>>>
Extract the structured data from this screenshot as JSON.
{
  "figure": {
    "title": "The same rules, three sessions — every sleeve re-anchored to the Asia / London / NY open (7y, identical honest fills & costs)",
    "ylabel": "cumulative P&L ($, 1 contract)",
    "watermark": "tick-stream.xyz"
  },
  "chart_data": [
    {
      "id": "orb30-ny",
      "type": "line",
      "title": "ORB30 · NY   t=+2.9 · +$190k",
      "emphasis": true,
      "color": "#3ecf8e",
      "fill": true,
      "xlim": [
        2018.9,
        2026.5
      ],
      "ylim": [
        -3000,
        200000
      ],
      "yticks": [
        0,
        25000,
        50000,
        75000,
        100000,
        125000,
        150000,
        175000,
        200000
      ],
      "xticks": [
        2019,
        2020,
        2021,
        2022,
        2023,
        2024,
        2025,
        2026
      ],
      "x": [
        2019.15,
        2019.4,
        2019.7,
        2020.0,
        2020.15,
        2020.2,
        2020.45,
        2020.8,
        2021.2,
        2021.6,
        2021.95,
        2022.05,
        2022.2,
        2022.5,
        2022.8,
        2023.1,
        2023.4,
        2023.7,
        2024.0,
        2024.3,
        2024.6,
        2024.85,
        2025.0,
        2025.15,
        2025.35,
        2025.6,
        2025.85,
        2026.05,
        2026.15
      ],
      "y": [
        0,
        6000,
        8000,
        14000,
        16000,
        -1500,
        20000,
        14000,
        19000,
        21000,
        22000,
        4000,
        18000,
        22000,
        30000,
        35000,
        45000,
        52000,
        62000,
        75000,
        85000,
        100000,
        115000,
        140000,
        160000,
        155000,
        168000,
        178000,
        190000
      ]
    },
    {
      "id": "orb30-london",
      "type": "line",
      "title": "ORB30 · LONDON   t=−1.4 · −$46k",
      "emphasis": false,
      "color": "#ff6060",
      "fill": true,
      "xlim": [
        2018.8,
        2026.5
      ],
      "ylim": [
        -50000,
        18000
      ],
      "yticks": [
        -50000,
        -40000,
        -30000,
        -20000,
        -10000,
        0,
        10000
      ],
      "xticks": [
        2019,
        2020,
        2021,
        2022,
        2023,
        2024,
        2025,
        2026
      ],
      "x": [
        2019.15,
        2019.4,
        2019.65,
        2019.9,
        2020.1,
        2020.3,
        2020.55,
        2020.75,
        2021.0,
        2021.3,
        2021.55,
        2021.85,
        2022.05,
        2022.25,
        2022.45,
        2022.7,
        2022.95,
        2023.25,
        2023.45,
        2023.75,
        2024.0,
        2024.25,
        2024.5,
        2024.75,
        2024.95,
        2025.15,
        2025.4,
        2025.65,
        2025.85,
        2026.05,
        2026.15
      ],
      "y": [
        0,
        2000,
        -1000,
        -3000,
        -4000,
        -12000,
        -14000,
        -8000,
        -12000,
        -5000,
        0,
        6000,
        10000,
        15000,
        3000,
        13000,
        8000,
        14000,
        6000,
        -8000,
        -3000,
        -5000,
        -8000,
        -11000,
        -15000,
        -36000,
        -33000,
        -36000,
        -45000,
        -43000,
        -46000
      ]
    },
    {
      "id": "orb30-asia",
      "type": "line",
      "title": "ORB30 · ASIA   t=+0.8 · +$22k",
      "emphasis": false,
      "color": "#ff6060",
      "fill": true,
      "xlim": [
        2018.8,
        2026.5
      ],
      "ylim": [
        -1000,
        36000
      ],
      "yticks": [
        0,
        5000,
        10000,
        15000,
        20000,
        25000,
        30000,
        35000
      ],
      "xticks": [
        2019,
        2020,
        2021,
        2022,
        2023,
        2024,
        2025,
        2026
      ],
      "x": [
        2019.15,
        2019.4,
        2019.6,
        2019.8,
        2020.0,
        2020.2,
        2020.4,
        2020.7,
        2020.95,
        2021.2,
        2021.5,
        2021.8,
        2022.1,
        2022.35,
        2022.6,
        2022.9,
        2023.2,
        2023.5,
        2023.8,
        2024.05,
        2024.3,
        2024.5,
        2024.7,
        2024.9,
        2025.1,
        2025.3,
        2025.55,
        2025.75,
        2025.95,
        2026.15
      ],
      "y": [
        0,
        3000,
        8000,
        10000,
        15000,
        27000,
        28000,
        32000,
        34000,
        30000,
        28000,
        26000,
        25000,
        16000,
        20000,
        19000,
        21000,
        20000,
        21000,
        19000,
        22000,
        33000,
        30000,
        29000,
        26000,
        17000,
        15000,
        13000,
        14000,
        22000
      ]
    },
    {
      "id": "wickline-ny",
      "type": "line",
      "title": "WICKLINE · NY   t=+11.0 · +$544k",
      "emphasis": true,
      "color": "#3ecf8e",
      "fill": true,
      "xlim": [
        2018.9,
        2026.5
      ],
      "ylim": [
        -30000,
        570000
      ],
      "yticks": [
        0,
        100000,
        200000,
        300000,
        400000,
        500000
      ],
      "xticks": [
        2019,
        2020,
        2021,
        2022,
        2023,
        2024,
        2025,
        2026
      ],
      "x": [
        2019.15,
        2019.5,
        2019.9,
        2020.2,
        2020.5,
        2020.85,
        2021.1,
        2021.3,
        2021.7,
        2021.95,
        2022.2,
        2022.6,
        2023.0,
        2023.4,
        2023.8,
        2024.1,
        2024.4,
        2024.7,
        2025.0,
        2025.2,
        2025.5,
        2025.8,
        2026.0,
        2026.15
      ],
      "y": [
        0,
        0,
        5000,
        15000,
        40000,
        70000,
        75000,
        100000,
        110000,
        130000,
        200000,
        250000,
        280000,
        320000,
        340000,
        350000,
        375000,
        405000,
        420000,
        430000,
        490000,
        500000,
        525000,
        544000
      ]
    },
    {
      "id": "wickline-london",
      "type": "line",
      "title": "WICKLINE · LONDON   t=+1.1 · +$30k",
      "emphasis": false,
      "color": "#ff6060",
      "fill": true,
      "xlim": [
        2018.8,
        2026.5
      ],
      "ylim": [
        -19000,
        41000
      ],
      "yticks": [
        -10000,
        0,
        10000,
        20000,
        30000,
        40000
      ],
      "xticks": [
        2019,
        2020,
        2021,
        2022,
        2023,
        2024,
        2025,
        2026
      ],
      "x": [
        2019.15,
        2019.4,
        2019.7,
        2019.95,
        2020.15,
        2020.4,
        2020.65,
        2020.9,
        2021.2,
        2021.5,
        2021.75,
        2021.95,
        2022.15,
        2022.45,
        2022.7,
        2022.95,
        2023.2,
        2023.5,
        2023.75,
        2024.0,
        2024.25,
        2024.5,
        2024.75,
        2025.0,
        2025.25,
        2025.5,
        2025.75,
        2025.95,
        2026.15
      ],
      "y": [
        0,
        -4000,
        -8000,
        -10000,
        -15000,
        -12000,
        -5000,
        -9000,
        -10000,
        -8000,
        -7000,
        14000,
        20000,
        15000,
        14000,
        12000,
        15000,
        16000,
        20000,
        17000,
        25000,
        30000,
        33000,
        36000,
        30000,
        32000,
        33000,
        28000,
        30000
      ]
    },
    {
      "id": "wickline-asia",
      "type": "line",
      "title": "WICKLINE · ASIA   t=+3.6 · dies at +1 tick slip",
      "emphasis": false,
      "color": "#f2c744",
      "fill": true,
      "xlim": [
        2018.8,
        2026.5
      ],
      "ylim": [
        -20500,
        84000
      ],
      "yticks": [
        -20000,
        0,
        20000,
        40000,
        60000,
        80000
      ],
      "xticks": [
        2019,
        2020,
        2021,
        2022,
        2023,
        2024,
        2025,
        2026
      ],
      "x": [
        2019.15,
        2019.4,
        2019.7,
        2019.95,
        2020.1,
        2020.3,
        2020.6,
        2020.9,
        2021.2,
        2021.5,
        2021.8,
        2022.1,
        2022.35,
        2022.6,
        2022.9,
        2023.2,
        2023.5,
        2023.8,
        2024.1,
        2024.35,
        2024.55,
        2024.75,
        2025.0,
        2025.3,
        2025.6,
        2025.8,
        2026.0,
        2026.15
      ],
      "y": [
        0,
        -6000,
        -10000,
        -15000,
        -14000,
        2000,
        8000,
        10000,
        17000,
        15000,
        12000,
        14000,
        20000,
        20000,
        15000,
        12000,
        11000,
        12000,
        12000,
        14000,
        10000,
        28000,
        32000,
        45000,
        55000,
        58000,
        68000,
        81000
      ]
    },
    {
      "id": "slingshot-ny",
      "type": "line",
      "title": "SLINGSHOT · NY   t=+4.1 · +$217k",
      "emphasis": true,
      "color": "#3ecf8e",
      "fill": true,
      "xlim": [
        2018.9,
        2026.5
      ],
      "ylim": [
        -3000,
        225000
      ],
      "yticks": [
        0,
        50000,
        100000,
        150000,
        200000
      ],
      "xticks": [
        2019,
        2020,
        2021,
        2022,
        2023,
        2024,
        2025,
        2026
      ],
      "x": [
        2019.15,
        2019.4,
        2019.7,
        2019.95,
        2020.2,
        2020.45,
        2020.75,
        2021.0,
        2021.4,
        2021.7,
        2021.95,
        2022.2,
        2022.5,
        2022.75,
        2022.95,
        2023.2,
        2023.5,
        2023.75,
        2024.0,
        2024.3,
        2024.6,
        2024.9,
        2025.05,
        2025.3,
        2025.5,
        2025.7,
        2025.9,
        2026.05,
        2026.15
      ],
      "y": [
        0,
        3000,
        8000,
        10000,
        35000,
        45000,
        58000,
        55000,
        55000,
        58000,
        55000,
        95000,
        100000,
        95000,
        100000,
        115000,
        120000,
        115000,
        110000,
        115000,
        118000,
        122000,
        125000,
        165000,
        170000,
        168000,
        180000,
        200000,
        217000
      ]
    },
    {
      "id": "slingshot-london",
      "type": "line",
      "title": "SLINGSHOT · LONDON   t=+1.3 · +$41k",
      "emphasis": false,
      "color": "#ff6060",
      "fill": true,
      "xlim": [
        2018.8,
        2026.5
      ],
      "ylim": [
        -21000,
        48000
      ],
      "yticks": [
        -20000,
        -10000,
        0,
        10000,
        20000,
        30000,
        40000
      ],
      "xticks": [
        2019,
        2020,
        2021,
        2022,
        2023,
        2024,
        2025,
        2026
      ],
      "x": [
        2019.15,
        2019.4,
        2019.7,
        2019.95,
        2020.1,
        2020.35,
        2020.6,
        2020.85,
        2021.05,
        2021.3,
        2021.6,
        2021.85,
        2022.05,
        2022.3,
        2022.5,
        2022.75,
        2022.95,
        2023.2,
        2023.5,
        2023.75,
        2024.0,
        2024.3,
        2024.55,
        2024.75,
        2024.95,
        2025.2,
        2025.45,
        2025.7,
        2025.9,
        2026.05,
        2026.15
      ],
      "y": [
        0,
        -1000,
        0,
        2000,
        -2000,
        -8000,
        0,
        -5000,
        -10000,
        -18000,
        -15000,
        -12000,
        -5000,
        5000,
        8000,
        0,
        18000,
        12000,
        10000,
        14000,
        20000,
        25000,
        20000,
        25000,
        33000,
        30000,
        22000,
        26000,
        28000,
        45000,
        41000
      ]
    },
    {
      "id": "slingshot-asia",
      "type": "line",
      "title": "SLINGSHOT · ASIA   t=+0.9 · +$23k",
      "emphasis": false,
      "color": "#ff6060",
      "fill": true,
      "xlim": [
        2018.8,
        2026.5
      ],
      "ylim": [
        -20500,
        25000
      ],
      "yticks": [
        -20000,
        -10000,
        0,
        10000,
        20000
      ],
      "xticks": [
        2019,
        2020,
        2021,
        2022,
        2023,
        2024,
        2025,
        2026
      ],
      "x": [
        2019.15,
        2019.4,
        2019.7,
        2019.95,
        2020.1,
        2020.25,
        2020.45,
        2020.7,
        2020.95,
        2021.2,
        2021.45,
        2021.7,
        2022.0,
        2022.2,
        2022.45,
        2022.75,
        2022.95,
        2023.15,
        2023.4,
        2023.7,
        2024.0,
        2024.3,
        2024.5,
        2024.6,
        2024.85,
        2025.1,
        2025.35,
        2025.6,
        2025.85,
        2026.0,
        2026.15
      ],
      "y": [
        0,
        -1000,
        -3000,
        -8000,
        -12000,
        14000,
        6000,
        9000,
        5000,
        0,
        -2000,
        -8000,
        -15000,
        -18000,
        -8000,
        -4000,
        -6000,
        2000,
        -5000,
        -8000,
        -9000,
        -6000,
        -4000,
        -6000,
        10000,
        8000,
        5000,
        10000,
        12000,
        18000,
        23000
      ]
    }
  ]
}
<<<
▶ _Directive_:
Track down all lines above with the string "title" and copy them.

▶ _Task output_:
    "title": "The same rules, three sessions — every sleeve re-anchored to the Asia / London / NY open (7y, identical honest fills & costs)",
      "title": "ORB30 · NY   t=+2.9 · +$190k",
      "title": "ORB30 · LONDON   t=−1.4 · −$46k",
      "title": "ORB30 · ASIA   t=+0.8 · +$22k",
      "title": "WICKLINE · NY   t=+11.0 · +$544k",
      "title": "WICKLINE · LONDON   t=+1.1 · +$30k",
      "title": "WICKLINE · ASIA   t=+3.6 · dies at +1 tick slip",
      "title": "SLINGSHOT · NY   t=+4.1 · +$217k",
      "title": "SLINGSHOT · LONDON   t=+1.3 · +$41k",
      "title": "SLINGSHOT · ASIA   t=+0.9 · +$23k",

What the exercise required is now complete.